Directions – Go through the listing beneath this task and return every line that carries the string "needs".
## Begin Records provided
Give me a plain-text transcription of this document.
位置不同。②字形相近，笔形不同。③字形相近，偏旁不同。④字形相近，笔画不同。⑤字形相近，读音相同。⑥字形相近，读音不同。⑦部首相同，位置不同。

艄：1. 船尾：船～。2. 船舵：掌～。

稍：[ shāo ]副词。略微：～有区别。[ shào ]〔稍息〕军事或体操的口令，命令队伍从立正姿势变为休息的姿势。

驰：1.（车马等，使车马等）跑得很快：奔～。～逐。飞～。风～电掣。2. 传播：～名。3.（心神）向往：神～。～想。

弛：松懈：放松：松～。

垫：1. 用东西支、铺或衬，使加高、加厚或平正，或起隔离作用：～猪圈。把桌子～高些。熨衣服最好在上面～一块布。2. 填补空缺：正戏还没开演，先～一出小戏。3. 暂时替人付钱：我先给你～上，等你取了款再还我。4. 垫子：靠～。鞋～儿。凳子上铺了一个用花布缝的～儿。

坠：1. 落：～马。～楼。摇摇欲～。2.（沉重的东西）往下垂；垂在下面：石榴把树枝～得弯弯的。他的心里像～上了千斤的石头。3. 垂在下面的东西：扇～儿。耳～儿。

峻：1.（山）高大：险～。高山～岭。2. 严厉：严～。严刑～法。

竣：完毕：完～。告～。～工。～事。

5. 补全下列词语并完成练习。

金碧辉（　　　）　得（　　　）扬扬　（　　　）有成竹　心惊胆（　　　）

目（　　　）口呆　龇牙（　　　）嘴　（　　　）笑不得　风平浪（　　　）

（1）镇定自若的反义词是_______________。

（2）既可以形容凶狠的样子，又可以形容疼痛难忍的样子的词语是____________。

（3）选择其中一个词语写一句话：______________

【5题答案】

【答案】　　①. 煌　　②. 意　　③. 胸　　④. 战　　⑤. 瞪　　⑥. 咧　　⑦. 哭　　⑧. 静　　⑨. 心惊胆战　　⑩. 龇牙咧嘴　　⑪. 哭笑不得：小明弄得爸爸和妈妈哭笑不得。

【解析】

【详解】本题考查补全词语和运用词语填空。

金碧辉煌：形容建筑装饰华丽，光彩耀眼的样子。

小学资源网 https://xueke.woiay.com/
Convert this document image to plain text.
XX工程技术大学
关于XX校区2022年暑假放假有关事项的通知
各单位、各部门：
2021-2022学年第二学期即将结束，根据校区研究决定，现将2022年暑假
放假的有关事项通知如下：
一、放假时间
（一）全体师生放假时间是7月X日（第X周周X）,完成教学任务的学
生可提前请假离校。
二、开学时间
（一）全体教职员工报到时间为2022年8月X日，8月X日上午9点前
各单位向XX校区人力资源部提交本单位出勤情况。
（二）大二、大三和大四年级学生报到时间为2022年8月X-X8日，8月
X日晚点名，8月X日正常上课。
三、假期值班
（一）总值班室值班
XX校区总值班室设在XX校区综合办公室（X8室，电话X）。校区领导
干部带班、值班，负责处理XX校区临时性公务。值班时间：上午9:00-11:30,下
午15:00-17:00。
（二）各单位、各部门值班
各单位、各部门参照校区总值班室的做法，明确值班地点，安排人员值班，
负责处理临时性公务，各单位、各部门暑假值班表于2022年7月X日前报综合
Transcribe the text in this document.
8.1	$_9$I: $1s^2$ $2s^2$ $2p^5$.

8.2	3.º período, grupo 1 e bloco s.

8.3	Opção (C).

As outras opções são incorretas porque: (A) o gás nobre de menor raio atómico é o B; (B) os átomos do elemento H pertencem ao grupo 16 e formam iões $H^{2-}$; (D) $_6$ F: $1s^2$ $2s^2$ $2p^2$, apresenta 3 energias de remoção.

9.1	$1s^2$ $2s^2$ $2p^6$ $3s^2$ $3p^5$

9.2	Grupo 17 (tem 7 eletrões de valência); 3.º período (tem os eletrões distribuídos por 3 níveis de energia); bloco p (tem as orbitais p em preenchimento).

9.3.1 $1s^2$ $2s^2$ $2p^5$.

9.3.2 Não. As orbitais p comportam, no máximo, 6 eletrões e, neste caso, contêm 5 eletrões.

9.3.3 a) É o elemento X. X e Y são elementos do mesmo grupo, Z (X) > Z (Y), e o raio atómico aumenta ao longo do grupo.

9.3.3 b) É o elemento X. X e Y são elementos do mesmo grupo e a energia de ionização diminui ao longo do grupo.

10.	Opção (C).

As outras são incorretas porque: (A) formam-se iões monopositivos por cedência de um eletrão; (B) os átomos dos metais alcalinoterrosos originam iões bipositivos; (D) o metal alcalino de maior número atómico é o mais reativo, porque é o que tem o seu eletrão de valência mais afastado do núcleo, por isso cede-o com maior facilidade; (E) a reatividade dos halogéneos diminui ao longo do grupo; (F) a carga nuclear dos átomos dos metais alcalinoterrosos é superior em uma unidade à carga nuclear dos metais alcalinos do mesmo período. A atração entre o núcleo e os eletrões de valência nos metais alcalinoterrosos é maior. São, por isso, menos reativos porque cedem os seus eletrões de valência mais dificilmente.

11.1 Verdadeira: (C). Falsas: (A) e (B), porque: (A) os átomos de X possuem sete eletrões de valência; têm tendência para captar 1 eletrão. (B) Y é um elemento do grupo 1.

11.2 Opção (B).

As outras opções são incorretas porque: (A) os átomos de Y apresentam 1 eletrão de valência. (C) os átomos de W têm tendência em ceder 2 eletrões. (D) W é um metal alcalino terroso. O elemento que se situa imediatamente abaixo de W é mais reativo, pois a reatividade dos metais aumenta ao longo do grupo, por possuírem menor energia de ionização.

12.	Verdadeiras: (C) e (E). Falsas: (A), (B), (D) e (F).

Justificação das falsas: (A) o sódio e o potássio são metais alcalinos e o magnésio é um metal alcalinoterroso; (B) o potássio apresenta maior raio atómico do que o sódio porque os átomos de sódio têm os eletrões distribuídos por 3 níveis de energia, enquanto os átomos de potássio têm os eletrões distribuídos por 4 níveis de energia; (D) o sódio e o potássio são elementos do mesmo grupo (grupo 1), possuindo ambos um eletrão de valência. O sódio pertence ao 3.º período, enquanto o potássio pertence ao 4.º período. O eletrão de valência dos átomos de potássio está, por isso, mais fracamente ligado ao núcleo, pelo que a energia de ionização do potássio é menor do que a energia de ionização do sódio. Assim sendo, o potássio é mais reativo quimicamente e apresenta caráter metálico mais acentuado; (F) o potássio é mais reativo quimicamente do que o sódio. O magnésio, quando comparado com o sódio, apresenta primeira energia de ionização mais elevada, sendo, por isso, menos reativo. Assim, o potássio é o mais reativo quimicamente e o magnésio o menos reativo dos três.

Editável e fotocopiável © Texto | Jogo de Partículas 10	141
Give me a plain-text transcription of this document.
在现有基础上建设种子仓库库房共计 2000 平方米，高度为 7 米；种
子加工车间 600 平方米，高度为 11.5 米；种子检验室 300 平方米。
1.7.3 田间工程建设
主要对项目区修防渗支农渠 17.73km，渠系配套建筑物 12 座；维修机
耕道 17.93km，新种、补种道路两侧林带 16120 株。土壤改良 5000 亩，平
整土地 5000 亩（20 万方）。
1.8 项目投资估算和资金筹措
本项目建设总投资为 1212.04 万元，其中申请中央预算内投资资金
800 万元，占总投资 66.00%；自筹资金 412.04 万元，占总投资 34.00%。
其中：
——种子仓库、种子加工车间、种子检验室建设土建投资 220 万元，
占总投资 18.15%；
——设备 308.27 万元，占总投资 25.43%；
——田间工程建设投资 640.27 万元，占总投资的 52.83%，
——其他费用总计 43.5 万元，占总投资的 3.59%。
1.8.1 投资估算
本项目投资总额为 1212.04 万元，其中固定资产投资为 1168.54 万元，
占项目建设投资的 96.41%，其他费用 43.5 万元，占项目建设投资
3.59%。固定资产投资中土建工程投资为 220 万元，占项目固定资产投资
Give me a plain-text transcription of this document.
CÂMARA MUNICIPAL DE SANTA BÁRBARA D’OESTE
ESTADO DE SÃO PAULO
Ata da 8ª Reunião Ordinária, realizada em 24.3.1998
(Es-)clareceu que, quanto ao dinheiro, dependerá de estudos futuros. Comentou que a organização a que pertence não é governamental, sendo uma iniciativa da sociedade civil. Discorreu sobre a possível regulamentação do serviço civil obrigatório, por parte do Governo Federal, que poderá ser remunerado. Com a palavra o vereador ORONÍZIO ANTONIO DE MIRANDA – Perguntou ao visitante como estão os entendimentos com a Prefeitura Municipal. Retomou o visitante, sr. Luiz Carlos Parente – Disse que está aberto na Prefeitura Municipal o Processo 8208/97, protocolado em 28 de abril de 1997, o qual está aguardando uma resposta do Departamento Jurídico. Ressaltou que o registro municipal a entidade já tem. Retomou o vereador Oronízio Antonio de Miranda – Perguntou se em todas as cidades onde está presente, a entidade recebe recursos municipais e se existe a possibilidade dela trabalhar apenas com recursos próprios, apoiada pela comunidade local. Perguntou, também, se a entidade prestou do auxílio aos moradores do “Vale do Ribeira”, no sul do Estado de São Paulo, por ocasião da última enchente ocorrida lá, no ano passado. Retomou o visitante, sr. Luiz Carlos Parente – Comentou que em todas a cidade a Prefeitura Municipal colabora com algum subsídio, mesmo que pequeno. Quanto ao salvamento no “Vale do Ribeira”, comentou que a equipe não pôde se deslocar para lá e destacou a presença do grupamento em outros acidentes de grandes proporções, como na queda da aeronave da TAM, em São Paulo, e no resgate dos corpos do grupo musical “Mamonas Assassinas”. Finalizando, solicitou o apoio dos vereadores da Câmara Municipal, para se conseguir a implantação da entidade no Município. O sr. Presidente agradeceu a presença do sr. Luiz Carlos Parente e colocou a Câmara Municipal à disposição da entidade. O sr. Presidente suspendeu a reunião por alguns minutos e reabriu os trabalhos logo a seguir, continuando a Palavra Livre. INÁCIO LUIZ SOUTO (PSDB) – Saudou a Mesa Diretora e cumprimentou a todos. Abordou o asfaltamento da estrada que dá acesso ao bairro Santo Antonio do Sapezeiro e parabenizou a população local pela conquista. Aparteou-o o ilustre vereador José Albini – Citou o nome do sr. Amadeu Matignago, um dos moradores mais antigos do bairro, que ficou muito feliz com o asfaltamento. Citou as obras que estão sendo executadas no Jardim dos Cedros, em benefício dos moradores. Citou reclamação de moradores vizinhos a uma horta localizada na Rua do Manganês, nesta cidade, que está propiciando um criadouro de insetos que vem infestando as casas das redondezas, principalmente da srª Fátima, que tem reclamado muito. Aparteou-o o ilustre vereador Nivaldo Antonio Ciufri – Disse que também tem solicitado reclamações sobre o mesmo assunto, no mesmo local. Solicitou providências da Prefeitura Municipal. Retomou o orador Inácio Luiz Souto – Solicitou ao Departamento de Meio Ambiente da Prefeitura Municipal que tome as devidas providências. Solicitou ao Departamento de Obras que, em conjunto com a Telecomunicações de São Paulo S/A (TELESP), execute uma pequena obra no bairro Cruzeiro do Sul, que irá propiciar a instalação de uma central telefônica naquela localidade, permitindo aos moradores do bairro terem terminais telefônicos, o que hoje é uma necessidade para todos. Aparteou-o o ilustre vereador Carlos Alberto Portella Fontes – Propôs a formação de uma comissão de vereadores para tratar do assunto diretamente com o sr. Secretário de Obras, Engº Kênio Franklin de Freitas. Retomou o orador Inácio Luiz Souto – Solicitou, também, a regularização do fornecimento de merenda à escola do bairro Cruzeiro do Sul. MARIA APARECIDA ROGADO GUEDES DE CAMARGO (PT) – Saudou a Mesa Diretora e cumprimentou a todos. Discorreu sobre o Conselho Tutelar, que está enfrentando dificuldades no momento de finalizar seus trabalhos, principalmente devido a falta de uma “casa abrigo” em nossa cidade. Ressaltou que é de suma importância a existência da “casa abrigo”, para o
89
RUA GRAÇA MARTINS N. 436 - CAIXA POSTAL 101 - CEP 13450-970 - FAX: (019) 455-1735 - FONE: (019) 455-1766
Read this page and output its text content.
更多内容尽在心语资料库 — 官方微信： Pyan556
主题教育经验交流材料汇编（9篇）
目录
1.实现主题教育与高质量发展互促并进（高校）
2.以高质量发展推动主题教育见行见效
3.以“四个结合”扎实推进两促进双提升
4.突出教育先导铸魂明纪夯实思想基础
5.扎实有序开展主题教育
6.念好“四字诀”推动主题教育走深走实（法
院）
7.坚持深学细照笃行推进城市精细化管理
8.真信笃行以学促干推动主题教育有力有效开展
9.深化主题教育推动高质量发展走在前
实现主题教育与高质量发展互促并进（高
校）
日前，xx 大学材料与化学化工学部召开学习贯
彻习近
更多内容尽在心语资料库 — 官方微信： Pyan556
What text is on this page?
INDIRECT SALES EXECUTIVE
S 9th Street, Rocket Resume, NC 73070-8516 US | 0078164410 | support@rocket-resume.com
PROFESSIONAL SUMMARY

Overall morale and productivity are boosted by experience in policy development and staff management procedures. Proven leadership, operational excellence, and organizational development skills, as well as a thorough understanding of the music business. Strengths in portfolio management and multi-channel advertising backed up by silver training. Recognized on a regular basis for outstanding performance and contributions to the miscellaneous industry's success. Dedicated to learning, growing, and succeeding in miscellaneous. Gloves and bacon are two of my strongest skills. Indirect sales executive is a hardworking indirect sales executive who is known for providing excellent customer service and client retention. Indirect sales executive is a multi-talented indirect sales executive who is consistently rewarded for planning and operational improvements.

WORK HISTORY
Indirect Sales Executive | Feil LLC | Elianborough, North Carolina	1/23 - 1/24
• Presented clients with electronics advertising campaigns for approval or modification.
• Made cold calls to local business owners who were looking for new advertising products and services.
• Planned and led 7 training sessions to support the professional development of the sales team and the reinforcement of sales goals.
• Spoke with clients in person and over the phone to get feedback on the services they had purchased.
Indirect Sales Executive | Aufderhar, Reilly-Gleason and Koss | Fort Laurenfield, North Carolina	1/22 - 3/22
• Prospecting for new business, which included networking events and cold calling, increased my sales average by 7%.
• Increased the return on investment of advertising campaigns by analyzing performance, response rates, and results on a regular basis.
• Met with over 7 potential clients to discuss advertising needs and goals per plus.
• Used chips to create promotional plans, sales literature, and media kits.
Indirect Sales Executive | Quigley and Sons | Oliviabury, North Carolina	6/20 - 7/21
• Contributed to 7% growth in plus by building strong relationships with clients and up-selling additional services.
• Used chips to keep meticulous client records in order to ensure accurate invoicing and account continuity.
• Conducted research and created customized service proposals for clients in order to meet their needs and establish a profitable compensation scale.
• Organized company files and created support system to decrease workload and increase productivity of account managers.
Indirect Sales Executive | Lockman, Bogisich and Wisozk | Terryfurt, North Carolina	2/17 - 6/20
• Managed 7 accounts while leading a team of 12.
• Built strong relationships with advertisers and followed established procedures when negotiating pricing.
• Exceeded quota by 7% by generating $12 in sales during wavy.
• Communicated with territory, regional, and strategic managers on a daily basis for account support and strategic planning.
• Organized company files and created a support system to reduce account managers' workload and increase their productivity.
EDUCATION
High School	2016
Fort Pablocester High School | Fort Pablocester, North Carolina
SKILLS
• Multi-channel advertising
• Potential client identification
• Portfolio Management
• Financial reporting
## End Records provided
The answer –
• Met with over 7 potential clients to discuss advertising needs and goals per plus.
• Conducted research and created customized service proposals for clients in order to meet their needs and establish a profitable compensation scale.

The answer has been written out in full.